[WRITTEN REQUEST]
List all the lines in these records that hold "یدکی".

[DATA SHOWN]
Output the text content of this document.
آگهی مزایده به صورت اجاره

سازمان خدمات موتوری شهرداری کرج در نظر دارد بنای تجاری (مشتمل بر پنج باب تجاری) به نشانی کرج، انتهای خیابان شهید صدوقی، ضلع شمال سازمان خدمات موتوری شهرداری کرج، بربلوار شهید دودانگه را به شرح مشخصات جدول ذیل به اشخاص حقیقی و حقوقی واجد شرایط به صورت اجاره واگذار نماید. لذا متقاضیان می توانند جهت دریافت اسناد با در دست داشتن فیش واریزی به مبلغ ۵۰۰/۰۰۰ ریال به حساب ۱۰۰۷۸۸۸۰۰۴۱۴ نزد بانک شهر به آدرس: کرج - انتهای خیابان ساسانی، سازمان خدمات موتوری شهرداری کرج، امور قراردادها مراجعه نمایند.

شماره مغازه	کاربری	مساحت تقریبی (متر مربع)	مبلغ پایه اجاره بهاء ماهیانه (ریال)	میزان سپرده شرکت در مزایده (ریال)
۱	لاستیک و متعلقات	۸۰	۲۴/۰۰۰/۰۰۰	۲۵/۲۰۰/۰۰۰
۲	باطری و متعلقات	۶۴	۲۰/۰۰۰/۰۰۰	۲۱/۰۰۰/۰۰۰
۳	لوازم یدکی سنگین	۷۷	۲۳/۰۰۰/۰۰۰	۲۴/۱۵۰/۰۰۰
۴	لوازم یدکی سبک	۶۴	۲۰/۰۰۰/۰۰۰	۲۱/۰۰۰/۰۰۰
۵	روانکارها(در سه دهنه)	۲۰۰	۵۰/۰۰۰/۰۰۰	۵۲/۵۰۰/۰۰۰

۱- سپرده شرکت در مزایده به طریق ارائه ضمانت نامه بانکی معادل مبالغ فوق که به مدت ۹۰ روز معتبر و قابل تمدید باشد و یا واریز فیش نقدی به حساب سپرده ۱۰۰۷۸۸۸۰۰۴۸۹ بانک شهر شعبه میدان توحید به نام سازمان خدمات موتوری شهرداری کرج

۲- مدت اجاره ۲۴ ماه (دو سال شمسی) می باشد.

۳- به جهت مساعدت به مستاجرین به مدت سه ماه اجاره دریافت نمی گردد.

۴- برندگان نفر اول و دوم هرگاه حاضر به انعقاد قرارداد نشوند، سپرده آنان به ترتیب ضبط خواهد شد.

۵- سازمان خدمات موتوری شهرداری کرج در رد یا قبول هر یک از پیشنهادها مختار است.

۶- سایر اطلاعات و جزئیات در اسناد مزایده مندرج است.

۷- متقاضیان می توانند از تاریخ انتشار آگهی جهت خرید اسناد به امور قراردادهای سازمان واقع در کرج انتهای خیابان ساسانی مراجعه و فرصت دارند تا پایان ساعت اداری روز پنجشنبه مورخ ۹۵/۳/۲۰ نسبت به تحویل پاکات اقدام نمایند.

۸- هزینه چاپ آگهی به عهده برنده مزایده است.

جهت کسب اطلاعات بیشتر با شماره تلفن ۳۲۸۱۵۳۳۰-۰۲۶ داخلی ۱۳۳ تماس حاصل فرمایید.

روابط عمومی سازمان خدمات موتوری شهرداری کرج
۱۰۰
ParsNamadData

[FULL OUTPUT]
۳	لوازم یدکی سنگین	۷۷	۲۳/۰۰۰/۰۰۰	۲۴/۱۵۰/۰۰۰
۴	لوازم یدکی سبک	۶۴	۲۰/۰۰۰/۰۰۰	۲۱/۰۰۰/۰۰۰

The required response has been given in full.